* [TO BE DONE]: Leave every picture out and write out the records below exactly.

[Data entries]
***
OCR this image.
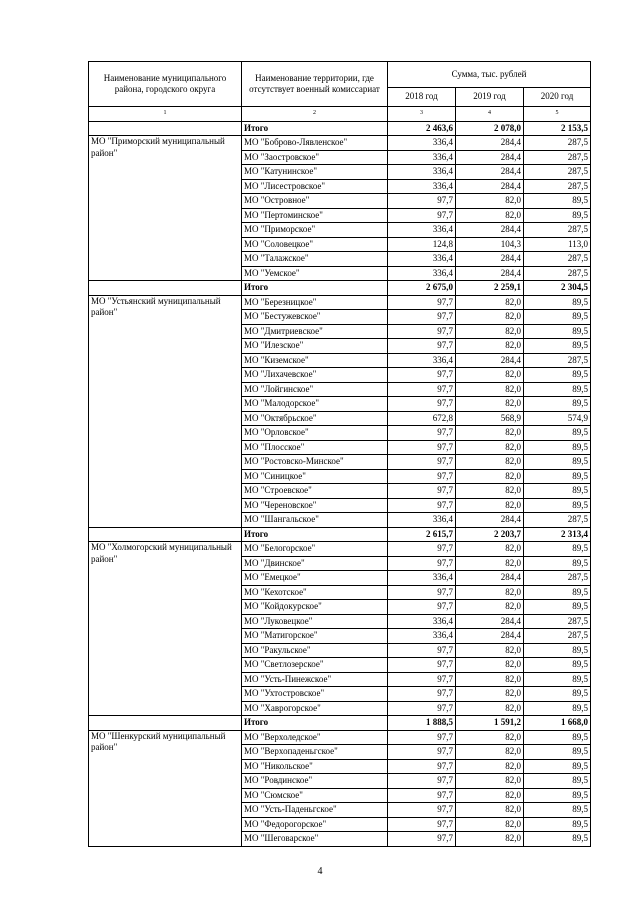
Наименование муниципального района, городского округа	Наименование территории, где отсутствует военный комиссариат	Сумма, тыс. рублей		
		2018 год	2019 год	2020 год
1	2	3	4	5
	Итого	2 463,6	2 078,0	2 153,5
МО "Приморский муниципальный район"	МО "Боброво-Лявленское"	336,4	284,4	287,5
	МО "Заостровское"	336,4	284,4	287,5
	МО "Катунинское"	336,4	284,4	287,5
	МО "Лисестровское"	336,4	284,4	287,5
	МО "Островное"	97,7	82,0	89,5
	МО "Пертоминское"	97,7	82,0	89,5
	МО "Приморское"	336,4	284,4	287,5
	МО "Соловецкое"	124,8	104,3	113,0
	МО "Талажское"	336,4	284,4	287,5
	МО "Уемское"	336,4	284,4	287,5
	Итого	2 675,0	2 259,1	2 304,5
МО "Устьянский муниципальный район"	МО "Березницкое"	97,7	82,0	89,5
	МО "Бестужевское"	97,7	82,0	89,5
	МО "Дмитриевское"	97,7	82,0	89,5
	МО "Илезское"	97,7	82,0	89,5
	МО "Киземское"	336,4	284,4	287,5
	МО "Лихачевское"	97,7	82,0	89,5
	МО "Лойгинское"	97,7	82,0	89,5
	МО "Малодорское"	97,7	82,0	89,5
	МО "Октябрьское"	672,8	568,9	574,9
	МО "Орловское"	97,7	82,0	89,5
	МО "Плосское"	97,7	82,0	89,5
	МО "Ростовско-Минское"	97,7	82,0	89,5
	МО "Синицкое"	97,7	82,0	89,5
	МО "Строевское"	97,7	82,0	89,5
	МО "Череновское"	97,7	82,0	89,5
	МО "Шангальское"	336,4	284,4	287,5
	Итого	2 615,7	2 203,7	2 313,4
МО "Холмогорский муниципальный район"	МО "Белогорское"	97,7	82,0	89,5
	МО "Двинское"	97,7	82,0	89,5
	МО "Емецкое"	336,4	284,4	287,5
	МО "Кехотское"	97,7	82,0	89,5
	МО "Койдокурское"	97,7	82,0	89,5
	МО "Луковецкое"	336,4	284,4	287,5
	МО "Матигорское"	336,4	284,4	287,5
	МО "Ракульское"	97,7	82,0	89,5
	МО "Светлозерское"	97,7	82,0	89,5
	МО "Усть-Пинежское"	97,7	82,0	89,5
	МО "Ухтостровское"	97,7	82,0	89,5
	МО "Хаврогорское"	97,7	82,0	89,5
	Итого	1 888,5	1 591,2	1 668,0
МО "Шенкурский муниципальный район"	МО "Верхоледское"	97,7	82,0	89,5
	МО "Верхопаденьгское"	97,7	82,0	89,5
	МО "Никольское"	97,7	82,0	89,5
	МО "Ровдинское"	97,7	82,0	89,5
	МО "Сюмское"	97,7	82,0	89,5
	МО "Усть-Паденьгское"	97,7	82,0	89,5
	МО "Федорогорское"	97,7	82,0	89,5
	МО "Шеговарское"	97,7	82,0	89,5
4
***
* [TASK OUTPUT]:
OCR this image.
Наименование муниципального района, городского округа	Наименование территории, где отсутствует военный комиссариат	Сумма, тыс. рублей		
		2018 год	2019 год	2020 год
1	2	3	4	5
	Итого	2 463,6	2 078,0	2 153,5
МО "Приморский муниципальный район"	МО "Боброво-Лявленское"	336,4	284,4	287,5
	МО "Заостровское"	336,4	284,4	287,5
	МО "Катунинское"	336,4	284,4	287,5
	МО "Лисестровское"	336,4	284,4	287,5
	МО "Островное"	97,7	82,0	89,5
	МО "Пертоминское"	97,7	82,0	89,5
	МО "Приморское"	336,4	284,4	287,5
	МО "Соловецкое"	124,8	104,3	113,0
	МО "Талажское"	336,4	284,4	287,5
	МО "Уемское"	336,4	284,4	287,5
	Итого	2 675,0	2 259,1	2 304,5
МО "Устьянский муниципальный район"	МО "Березницкое"	97,7	82,0	89,5
	МО "Бестужевское"	97,7	82,0	89,5
	МО "Дмитриевское"	97,7	82,0	89,5
	МО "Илезское"	97,7	82,0	89,5
	МО "Киземское"	336,4	284,4	287,5
	МО "Лихачевское"	97,7	82,0	89,5
	МО "Лойгинское"	97,7	82,0	89,5
	МО "Малодорское"	97,7	82,0	89,5
	МО "Октябрьское"	672,8	568,9	574,9
	МО "Орловское"	97,7	82,0	89,5
	МО "Плосское"	97,7	82,0	89,5
	МО "Ростовско-Минское"	97,7	82,0	89,5
	МО "Синицкое"	97,7	82,0	89,5
	МО "Строевское"	97,7	82,0	89,5
	МО "Череновское"	97,7	82,0	89,5
	МО "Шангальское"	336,4	284,4	287,5
	Итого	2 615,7	2 203,7	2 313,4
МО "Холмогорский муниципальный район"	МО "Белогорское"	97,7	82,0	89,5
	МО "Двинское"	97,7	82,0	89,5
	МО "Емецкое"	336,4	284,4	287,5
	МО "Кехотское"	97,7	82,0	89,5
	МО "Койдокурское"	97,7	82,0	89,5
	МО "Луковецкое"	336,4	284,4	287,5
	МО "Матигорское"	336,4	284,4	287,5
	МО "Ракульское"	97,7	82,0	89,5
	МО "Светлозерское"	97,7	82,0	89,5
	МО "Усть-Пинежское"	97,7	82,0	89,5
	МО "Ухтостровское"	97,7	82,0	89,5
	МО "Хаврогорское"	97,7	82,0	89,5
	Итого	1 888,5	1 591,2	1 668,0
МО "Шенкурский муниципальный район"	МО "Верхоледское"	97,7	82,0	89,5
	МО "Верхопаденьгское"	97,7	82,0	89,5
	МО "Никольское"	97,7	82,0	89,5
	МО "Ровдинское"	97,7	82,0	89,5
	МО "Сюмское"	97,7	82,0	89,5
	МО "Усть-Паденьгское"	97,7	82,0	89,5
	МО "Федорогорское"	97,7	82,0	89,5
	МО "Шеговарское"	97,7	82,0	89,5
4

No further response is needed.